Entries with figure data
☆ ☆ ☆

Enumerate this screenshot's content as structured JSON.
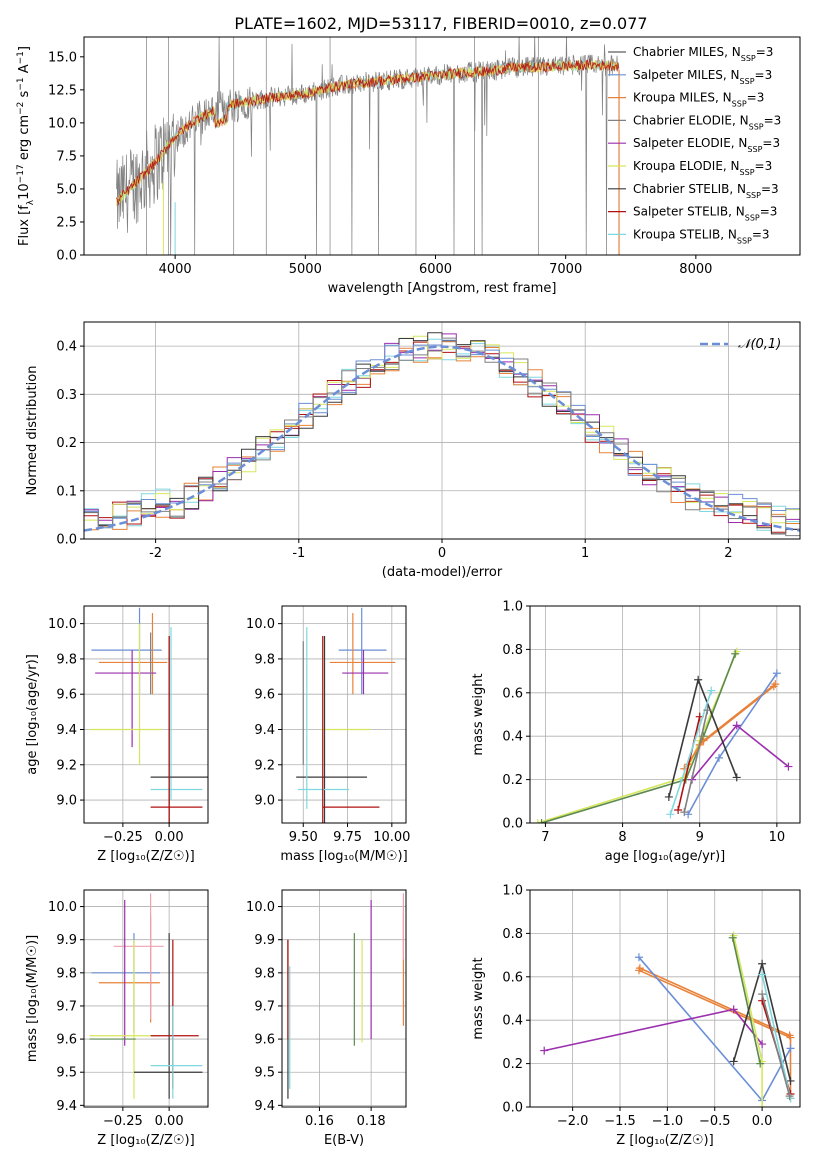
{
  "chart_data": [
    {
      "id": "spectrum",
      "type": "line",
      "title": "PLATE=1602, MJD=53117, FIBERID=0010, z=0.077",
      "xlabel": "wavelength [Angstrom, rest frame]",
      "ylabel_parts": [
        "Flux [f",
        "λ",
        "10",
        "−17",
        " erg cm",
        "−2",
        " s",
        "−1",
        " A",
        "−1",
        "]"
      ],
      "xlim": [
        3300,
        8800
      ],
      "ylim": [
        0,
        16.5
      ],
      "xticks": [
        4000,
        5000,
        6000,
        7000,
        8000
      ],
      "yticks": [
        0.0,
        2.5,
        5.0,
        7.5,
        10.0,
        12.5,
        15.0
      ],
      "grid": false,
      "legend_position": "right",
      "observed_continuum": {
        "x": [
          3550,
          3700,
          3850,
          4000,
          4200,
          4400,
          4600,
          4800,
          5000,
          5200,
          5400,
          5600,
          5800,
          6000,
          6200,
          6400,
          6600,
          6800,
          7000,
          7200,
          7400
        ],
        "y": [
          4.0,
          5.5,
          7.0,
          9.0,
          10.5,
          11.3,
          11.7,
          12.0,
          12.2,
          12.7,
          13.0,
          13.2,
          13.4,
          13.6,
          13.8,
          13.9,
          14.2,
          14.2,
          14.3,
          14.4,
          14.3
        ]
      },
      "observed_extent_x": [
        3550,
        7400
      ],
      "model_extent_x": [
        3550,
        7410
      ],
      "series": [
        {
          "name": "Chabrier MILES, N",
          "sub": "SSP",
          "tail": "=3",
          "color": "#5e5e5e"
        },
        {
          "name": "Salpeter MILES, N",
          "sub": "SSP",
          "tail": "=3",
          "color": "#6a8fd6"
        },
        {
          "name": "Kroupa MILES, N",
          "sub": "SSP",
          "tail": "=3",
          "color": "#e8823a"
        },
        {
          "name": "Chabrier ELODIE, N",
          "sub": "SSP",
          "tail": "=3",
          "color": "#808080"
        },
        {
          "name": "Salpeter ELODIE, N",
          "sub": "SSP",
          "tail": "=3",
          "color": "#9b2fae"
        },
        {
          "name": "Kroupa ELODIE, N",
          "sub": "SSP",
          "tail": "=3",
          "color": "#d6e65c"
        },
        {
          "name": "Chabrier STELIB, N",
          "sub": "SSP",
          "tail": "=3",
          "color": "#3a3a3a"
        },
        {
          "name": "Salpeter STELIB, N",
          "sub": "SSP",
          "tail": "=3",
          "color": "#b01010"
        },
        {
          "name": "Kroupa STELIB, N",
          "sub": "SSP",
          "tail": "=3",
          "color": "#7fd8df"
        }
      ]
    },
    {
      "id": "residuals",
      "type": "line",
      "xlabel": "(data-model)/error",
      "ylabel": "Normed distribution",
      "xlim": [
        -2.5,
        2.5
      ],
      "ylim": [
        0,
        0.45
      ],
      "xticks": [
        -2,
        -1,
        0,
        1,
        2
      ],
      "yticks": [
        0.0,
        0.1,
        0.2,
        0.3,
        0.4
      ],
      "grid": true,
      "legend_position": "top-right",
      "legend_label": "𝒩(0,1)",
      "gauss_color": "#6a8fd6",
      "bin_width": 0.1
    },
    {
      "id": "age-vs-Z",
      "type": "scatter",
      "xlabel": "Z [log₁₀(Z/Z☉)]",
      "ylabel": "age  [log₁₀(age/yr)]",
      "xlim": [
        -0.46,
        0.21
      ],
      "ylim": [
        8.87,
        10.1
      ],
      "xticks": [
        -0.25,
        0.0
      ],
      "xticklabels": [
        "−0.25",
        "0.00"
      ],
      "yticks": [
        9.0,
        9.2,
        9.4,
        9.6,
        9.8,
        10.0
      ],
      "grid": true,
      "lines": [
        {
          "color": "#6a8fd6",
          "o": "h",
          "v": 9.85,
          "a": -0.42,
          "b": -0.04
        },
        {
          "color": "#6a8fd6",
          "o": "v",
          "v": -0.16,
          "a": 9.6,
          "b": 10.09
        },
        {
          "color": "#e8823a",
          "o": "h",
          "v": 9.78,
          "a": -0.38,
          "b": -0.01
        },
        {
          "color": "#e8823a",
          "o": "v",
          "v": -0.09,
          "a": 9.6,
          "b": 10.06
        },
        {
          "color": "#9b2fae",
          "o": "h",
          "v": 9.72,
          "a": -0.4,
          "b": -0.07
        },
        {
          "color": "#9b2fae",
          "o": "v",
          "v": -0.2,
          "a": 9.3,
          "b": 9.85
        },
        {
          "color": "#d6e65c",
          "o": "h",
          "v": 9.4,
          "a": -0.43,
          "b": -0.04
        },
        {
          "color": "#d6e65c",
          "o": "v",
          "v": -0.16,
          "a": 9.2,
          "b": 10.0
        },
        {
          "color": "#808080",
          "o": "v",
          "v": -0.1,
          "a": 9.6,
          "b": 9.95
        },
        {
          "color": "#7fd8df",
          "o": "h",
          "v": 9.06,
          "a": -0.1,
          "b": 0.18
        },
        {
          "color": "#7fd8df",
          "o": "v",
          "v": 0.01,
          "a": 9.0,
          "b": 9.98
        },
        {
          "color": "#3a3a3a",
          "o": "h",
          "v": 9.13,
          "a": -0.1,
          "b": 0.21
        },
        {
          "color": "#3a3a3a",
          "o": "v",
          "v": 0.0,
          "a": 8.87,
          "b": 9.93
        },
        {
          "color": "#b01010",
          "o": "h",
          "v": 8.96,
          "a": -0.1,
          "b": 0.18
        },
        {
          "color": "#b01010",
          "o": "v",
          "v": 0.0,
          "a": 8.87,
          "b": 9.93
        }
      ]
    },
    {
      "id": "age-vs-mass",
      "type": "scatter",
      "xlabel": "mass [log₁₀(M/M☉)]",
      "xlim": [
        9.38,
        10.08
      ],
      "ylim": [
        8.87,
        10.1
      ],
      "xticks": [
        9.5,
        9.75,
        10.0
      ],
      "xticklabels": [
        "9.50",
        "9.75",
        "10.00"
      ],
      "yticks": [
        9.0,
        9.2,
        9.4,
        9.6,
        9.8,
        10.0
      ],
      "grid": true,
      "lines": [
        {
          "color": "#6a8fd6",
          "o": "h",
          "v": 9.85,
          "a": 9.7,
          "b": 9.97
        },
        {
          "color": "#6a8fd6",
          "o": "v",
          "v": 9.83,
          "a": 9.6,
          "b": 10.09
        },
        {
          "color": "#e8823a",
          "o": "h",
          "v": 9.78,
          "a": 9.65,
          "b": 10.02
        },
        {
          "color": "#e8823a",
          "o": "v",
          "v": 9.78,
          "a": 9.6,
          "b": 10.06
        },
        {
          "color": "#9b2fae",
          "o": "h",
          "v": 9.72,
          "a": 9.72,
          "b": 9.98
        },
        {
          "color": "#9b2fae",
          "o": "v",
          "v": 9.84,
          "a": 9.6,
          "b": 9.85
        },
        {
          "color": "#d6e65c",
          "o": "h",
          "v": 9.4,
          "a": 9.6,
          "b": 9.88
        },
        {
          "color": "#d6e65c",
          "o": "v",
          "v": 9.62,
          "a": 9.2,
          "b": 9.93
        },
        {
          "color": "#3a3a3a",
          "o": "h",
          "v": 9.13,
          "a": 9.46,
          "b": 9.86
        },
        {
          "color": "#3a3a3a",
          "o": "v",
          "v": 9.62,
          "a": 8.87,
          "b": 9.93
        },
        {
          "color": "#7fd8df",
          "o": "h",
          "v": 9.06,
          "a": 9.47,
          "b": 9.76
        },
        {
          "color": "#7fd8df",
          "o": "v",
          "v": 9.52,
          "a": 8.95,
          "b": 9.98
        },
        {
          "color": "#b01010",
          "o": "h",
          "v": 8.96,
          "a": 9.61,
          "b": 9.93
        },
        {
          "color": "#b01010",
          "o": "v",
          "v": 9.61,
          "a": 8.87,
          "b": 9.93
        },
        {
          "color": "#808080",
          "o": "v",
          "v": 9.5,
          "a": 9.2,
          "b": 9.9
        }
      ]
    },
    {
      "id": "mass-vs-Z",
      "type": "scatter",
      "xlabel": "Z [log₁₀(Z/Z☉)]",
      "ylabel": "mass [log₁₀(M/M☉)]",
      "xlim": [
        -0.46,
        0.21
      ],
      "ylim": [
        9.395,
        10.05
      ],
      "xticks": [
        -0.25,
        0.0
      ],
      "xticklabels": [
        "−0.25",
        "0.00"
      ],
      "yticks": [
        9.4,
        9.5,
        9.6,
        9.7,
        9.8,
        9.9,
        10.0
      ],
      "grid": true,
      "lines": [
        {
          "color": "#6a8fd6",
          "o": "h",
          "v": 9.8,
          "a": -0.42,
          "b": -0.05
        },
        {
          "color": "#6a8fd6",
          "o": "v",
          "v": -0.19,
          "a": 9.62,
          "b": 9.92
        },
        {
          "color": "#e8823a",
          "o": "h",
          "v": 9.77,
          "a": -0.38,
          "b": -0.05
        },
        {
          "color": "#e8823a",
          "o": "v",
          "v": -0.1,
          "a": 9.65,
          "b": 9.97
        },
        {
          "color": "#f0a0b0",
          "o": "h",
          "v": 9.88,
          "a": -0.3,
          "b": -0.03
        },
        {
          "color": "#f0a0b0",
          "o": "v",
          "v": -0.1,
          "a": 9.66,
          "b": 10.04
        },
        {
          "color": "#9b2fae",
          "o": "v",
          "v": -0.24,
          "a": 9.58,
          "b": 10.02
        },
        {
          "color": "#d6e65c",
          "o": "h",
          "v": 9.61,
          "a": -0.43,
          "b": -0.05
        },
        {
          "color": "#d6e65c",
          "o": "v",
          "v": -0.19,
          "a": 9.42,
          "b": 9.9
        },
        {
          "color": "#5a8a50",
          "o": "h",
          "v": 9.6,
          "a": -0.43,
          "b": -0.18
        },
        {
          "color": "#3a3a3a",
          "o": "h",
          "v": 9.5,
          "a": -0.19,
          "b": 0.18
        },
        {
          "color": "#3a3a3a",
          "o": "v",
          "v": 0.0,
          "a": 9.42,
          "b": 9.92
        },
        {
          "color": "#b01010",
          "o": "h",
          "v": 9.61,
          "a": -0.1,
          "b": 0.16
        },
        {
          "color": "#b01010",
          "o": "v",
          "v": 0.02,
          "a": 9.45,
          "b": 9.9
        },
        {
          "color": "#7fd8df",
          "o": "h",
          "v": 9.52,
          "a": -0.1,
          "b": 0.18
        },
        {
          "color": "#7fd8df",
          "o": "v",
          "v": 0.02,
          "a": 9.42,
          "b": 9.7
        }
      ]
    },
    {
      "id": "mass-vs-EBV",
      "type": "scatter",
      "xlabel": "E(B-V)",
      "xlim": [
        0.1455,
        0.1935
      ],
      "ylim": [
        9.395,
        10.05
      ],
      "xticks": [
        0.16,
        0.18
      ],
      "xticklabels": [
        "0.16",
        "0.18"
      ],
      "yticks": [
        9.4,
        9.5,
        9.6,
        9.7,
        9.8,
        9.9,
        10.0
      ],
      "grid": true,
      "lines": [
        {
          "color": "#3a3a3a",
          "o": "v",
          "v": 0.1478,
          "a": 9.42,
          "b": 9.9
        },
        {
          "color": "#b01010",
          "o": "v",
          "v": 0.1478,
          "a": 9.6,
          "b": 9.9
        },
        {
          "color": "#7fd8df",
          "o": "v",
          "v": 0.1485,
          "a": 9.45,
          "b": 9.82
        },
        {
          "color": "#5a8a50",
          "o": "v",
          "v": 0.1735,
          "a": 9.58,
          "b": 9.92
        },
        {
          "color": "#d6e65c",
          "o": "v",
          "v": 0.1765,
          "a": 9.59,
          "b": 9.9
        },
        {
          "color": "#9b2fae",
          "o": "v",
          "v": 0.18,
          "a": 9.6,
          "b": 10.02
        },
        {
          "color": "#e8823a",
          "o": "v",
          "v": 0.1925,
          "a": 9.64,
          "b": 9.98
        },
        {
          "color": "#f0a0b0",
          "o": "v",
          "v": 0.1925,
          "a": 9.84,
          "b": 10.04
        }
      ]
    },
    {
      "id": "weight-vs-age",
      "type": "line",
      "xlabel": "age  [log₁₀(age/yr)]",
      "ylabel": "mass weight",
      "xlim": [
        6.8,
        10.3
      ],
      "ylim": [
        0,
        1.0
      ],
      "xticks": [
        7,
        8,
        9,
        10
      ],
      "yticks": [
        0.0,
        0.2,
        0.4,
        0.6,
        0.8,
        1.0
      ],
      "grid": true,
      "series": [
        {
          "color": "#d6e65c",
          "x": [
            6.9,
            8.8,
            9.0,
            9.48
          ],
          "y": [
            0.0,
            0.21,
            0.38,
            0.79
          ]
        },
        {
          "color": "#5a8a50",
          "x": [
            6.95,
            8.82,
            9.05,
            9.46
          ],
          "y": [
            0.0,
            0.2,
            0.4,
            0.78
          ]
        },
        {
          "color": "#e8823a",
          "x": [
            8.85,
            9.0,
            9.96
          ],
          "y": [
            0.27,
            0.36,
            0.63
          ]
        },
        {
          "color": "#e8823a",
          "x": [
            8.8,
            9.05,
            9.98
          ],
          "y": [
            0.25,
            0.38,
            0.64
          ]
        },
        {
          "color": "#6a8fd6",
          "x": [
            8.85,
            9.25,
            10.0
          ],
          "y": [
            0.04,
            0.3,
            0.69
          ]
        },
        {
          "color": "#9b2fae",
          "x": [
            8.9,
            9.48,
            10.15
          ],
          "y": [
            0.2,
            0.45,
            0.26
          ]
        },
        {
          "color": "#3a3a3a",
          "x": [
            8.6,
            8.98,
            9.48
          ],
          "y": [
            0.12,
            0.66,
            0.21
          ]
        },
        {
          "color": "#b01010",
          "x": [
            8.72,
            9.0
          ],
          "y": [
            0.06,
            0.49
          ]
        },
        {
          "color": "#7fd8df",
          "x": [
            8.62,
            9.15
          ],
          "y": [
            0.04,
            0.61
          ]
        },
        {
          "color": "#808080",
          "x": [
            8.8,
            9.1
          ],
          "y": [
            0.05,
            0.52
          ]
        }
      ]
    },
    {
      "id": "weight-vs-Z",
      "type": "line",
      "xlabel": "Z [log₁₀(Z/Z☉)]",
      "ylabel": "mass weight",
      "xlim": [
        -2.45,
        0.4
      ],
      "ylim": [
        0,
        1.0
      ],
      "xticks": [
        -2.0,
        -1.5,
        -1.0,
        -0.5,
        0.0
      ],
      "xticklabels": [
        "−2.0",
        "−1.5",
        "−1.0",
        "−0.5",
        "0.0"
      ],
      "yticks": [
        0.0,
        0.2,
        0.4,
        0.6,
        0.8,
        1.0
      ],
      "grid": true,
      "series": [
        {
          "color": "#e8823a",
          "x": [
            -1.3,
            0.3,
            0.3
          ],
          "y": [
            0.63,
            0.32,
            0.04
          ]
        },
        {
          "color": "#e8823a",
          "x": [
            -1.29,
            0.29
          ],
          "y": [
            0.64,
            0.33
          ]
        },
        {
          "color": "#6a8fd6",
          "x": [
            -1.3,
            0.0,
            0.3
          ],
          "y": [
            0.69,
            0.03,
            0.27
          ]
        },
        {
          "color": "#9b2fae",
          "x": [
            -2.3,
            -0.3,
            0.0
          ],
          "y": [
            0.26,
            0.45,
            0.29
          ]
        },
        {
          "color": "#d6e65c",
          "x": [
            -0.3,
            0.0,
            0.0
          ],
          "y": [
            0.79,
            0.21,
            0.0
          ]
        },
        {
          "color": "#5a8a50",
          "x": [
            -0.31,
            -0.02
          ],
          "y": [
            0.78,
            0.2
          ]
        },
        {
          "color": "#3a3a3a",
          "x": [
            -0.3,
            0.0,
            0.3
          ],
          "y": [
            0.21,
            0.66,
            0.12
          ]
        },
        {
          "color": "#b01010",
          "x": [
            0.0,
            0.3
          ],
          "y": [
            0.49,
            0.06
          ]
        },
        {
          "color": "#7fd8df",
          "x": [
            0.0,
            0.3
          ],
          "y": [
            0.61,
            0.04
          ]
        },
        {
          "color": "#808080",
          "x": [
            0.0,
            0.29
          ],
          "y": [
            0.52,
            0.05
          ]
        }
      ]
    }
  ]
}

☆ ☆ ☆

* Task instructions *
Report only how many lines in the entries contain "xlabel".

* Exercise output *
8